Source records:
++++++++++

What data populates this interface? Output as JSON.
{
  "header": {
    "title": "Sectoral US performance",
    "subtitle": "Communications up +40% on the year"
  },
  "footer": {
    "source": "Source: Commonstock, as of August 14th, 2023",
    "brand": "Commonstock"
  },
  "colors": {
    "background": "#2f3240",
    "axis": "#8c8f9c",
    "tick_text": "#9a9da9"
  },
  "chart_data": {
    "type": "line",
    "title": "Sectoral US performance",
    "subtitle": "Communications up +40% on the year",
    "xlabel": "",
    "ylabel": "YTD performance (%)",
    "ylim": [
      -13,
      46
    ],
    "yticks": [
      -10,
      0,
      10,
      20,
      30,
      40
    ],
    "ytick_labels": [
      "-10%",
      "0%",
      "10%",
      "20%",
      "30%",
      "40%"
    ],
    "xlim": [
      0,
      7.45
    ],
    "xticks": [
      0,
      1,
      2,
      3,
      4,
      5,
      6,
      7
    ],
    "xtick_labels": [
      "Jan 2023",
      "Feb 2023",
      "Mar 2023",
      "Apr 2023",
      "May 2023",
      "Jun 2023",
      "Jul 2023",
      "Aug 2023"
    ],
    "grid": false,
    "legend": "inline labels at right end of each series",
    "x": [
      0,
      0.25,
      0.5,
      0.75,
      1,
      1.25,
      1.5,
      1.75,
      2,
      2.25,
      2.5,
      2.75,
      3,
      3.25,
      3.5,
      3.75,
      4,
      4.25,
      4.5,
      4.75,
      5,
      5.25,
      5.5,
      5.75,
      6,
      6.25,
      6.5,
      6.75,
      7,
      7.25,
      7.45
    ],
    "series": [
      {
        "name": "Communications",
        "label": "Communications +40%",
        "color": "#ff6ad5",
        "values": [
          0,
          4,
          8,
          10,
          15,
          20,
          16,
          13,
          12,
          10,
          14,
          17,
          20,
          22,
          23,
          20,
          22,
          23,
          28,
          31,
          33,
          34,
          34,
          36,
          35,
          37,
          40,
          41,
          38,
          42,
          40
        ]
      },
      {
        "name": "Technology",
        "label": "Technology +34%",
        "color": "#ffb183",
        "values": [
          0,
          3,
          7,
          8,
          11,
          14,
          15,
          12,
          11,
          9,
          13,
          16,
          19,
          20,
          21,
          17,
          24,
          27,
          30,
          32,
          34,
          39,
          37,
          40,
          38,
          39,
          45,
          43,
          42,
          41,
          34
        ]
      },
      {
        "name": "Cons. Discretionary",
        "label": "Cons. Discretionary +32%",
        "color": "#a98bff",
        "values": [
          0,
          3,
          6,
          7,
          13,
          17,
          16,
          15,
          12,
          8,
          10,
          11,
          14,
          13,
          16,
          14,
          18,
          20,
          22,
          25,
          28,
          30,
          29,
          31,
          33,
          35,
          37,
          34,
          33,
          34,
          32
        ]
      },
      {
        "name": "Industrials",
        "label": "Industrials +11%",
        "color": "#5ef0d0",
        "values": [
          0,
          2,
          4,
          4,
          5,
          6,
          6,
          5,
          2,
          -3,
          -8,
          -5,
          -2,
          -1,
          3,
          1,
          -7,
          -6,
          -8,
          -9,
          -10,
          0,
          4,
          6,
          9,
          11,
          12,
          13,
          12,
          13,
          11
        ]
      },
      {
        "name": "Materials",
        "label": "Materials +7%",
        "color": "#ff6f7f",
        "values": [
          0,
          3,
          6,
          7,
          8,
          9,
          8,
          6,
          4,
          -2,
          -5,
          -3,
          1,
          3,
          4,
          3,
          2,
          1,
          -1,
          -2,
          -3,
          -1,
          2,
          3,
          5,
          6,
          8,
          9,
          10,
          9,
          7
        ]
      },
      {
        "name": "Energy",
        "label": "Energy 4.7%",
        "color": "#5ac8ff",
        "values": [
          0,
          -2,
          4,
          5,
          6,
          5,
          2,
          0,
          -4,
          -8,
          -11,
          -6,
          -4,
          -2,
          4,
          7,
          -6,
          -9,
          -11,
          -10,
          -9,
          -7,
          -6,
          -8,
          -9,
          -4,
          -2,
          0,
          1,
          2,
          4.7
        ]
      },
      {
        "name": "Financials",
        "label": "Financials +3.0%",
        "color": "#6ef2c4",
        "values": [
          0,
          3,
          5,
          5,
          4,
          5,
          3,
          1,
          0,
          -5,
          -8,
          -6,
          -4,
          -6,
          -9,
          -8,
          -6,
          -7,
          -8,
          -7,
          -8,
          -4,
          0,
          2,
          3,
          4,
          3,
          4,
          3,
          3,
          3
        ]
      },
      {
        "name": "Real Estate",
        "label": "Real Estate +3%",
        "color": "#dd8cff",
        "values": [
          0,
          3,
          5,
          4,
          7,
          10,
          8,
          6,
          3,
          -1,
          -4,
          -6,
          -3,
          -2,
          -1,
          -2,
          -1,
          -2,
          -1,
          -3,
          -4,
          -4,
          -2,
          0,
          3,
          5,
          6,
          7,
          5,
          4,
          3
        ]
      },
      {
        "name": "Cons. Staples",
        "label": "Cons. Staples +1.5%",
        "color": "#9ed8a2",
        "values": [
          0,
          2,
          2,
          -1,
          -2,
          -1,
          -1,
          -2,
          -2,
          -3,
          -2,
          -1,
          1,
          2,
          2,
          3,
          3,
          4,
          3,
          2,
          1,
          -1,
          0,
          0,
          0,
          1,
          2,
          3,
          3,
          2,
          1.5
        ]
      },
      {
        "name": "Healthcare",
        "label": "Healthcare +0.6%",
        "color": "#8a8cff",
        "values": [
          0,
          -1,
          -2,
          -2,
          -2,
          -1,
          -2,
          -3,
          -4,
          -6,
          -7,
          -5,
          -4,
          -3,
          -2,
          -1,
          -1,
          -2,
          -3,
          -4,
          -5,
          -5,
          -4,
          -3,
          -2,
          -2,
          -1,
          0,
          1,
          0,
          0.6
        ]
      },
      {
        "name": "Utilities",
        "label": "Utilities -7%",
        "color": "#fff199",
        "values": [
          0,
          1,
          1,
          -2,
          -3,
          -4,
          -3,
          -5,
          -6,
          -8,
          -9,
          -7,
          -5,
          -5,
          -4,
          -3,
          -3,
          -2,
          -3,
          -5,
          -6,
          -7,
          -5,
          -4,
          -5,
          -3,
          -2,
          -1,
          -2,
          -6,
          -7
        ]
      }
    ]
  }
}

++++++++++

* **OBJECTIVE**
Search the data above for the string "Healthcare" and return every line that has it.

* **ANSWER TO THE PROBLEM**
        "name": "Healthcare",
        "label": "Healthcare +0.6%",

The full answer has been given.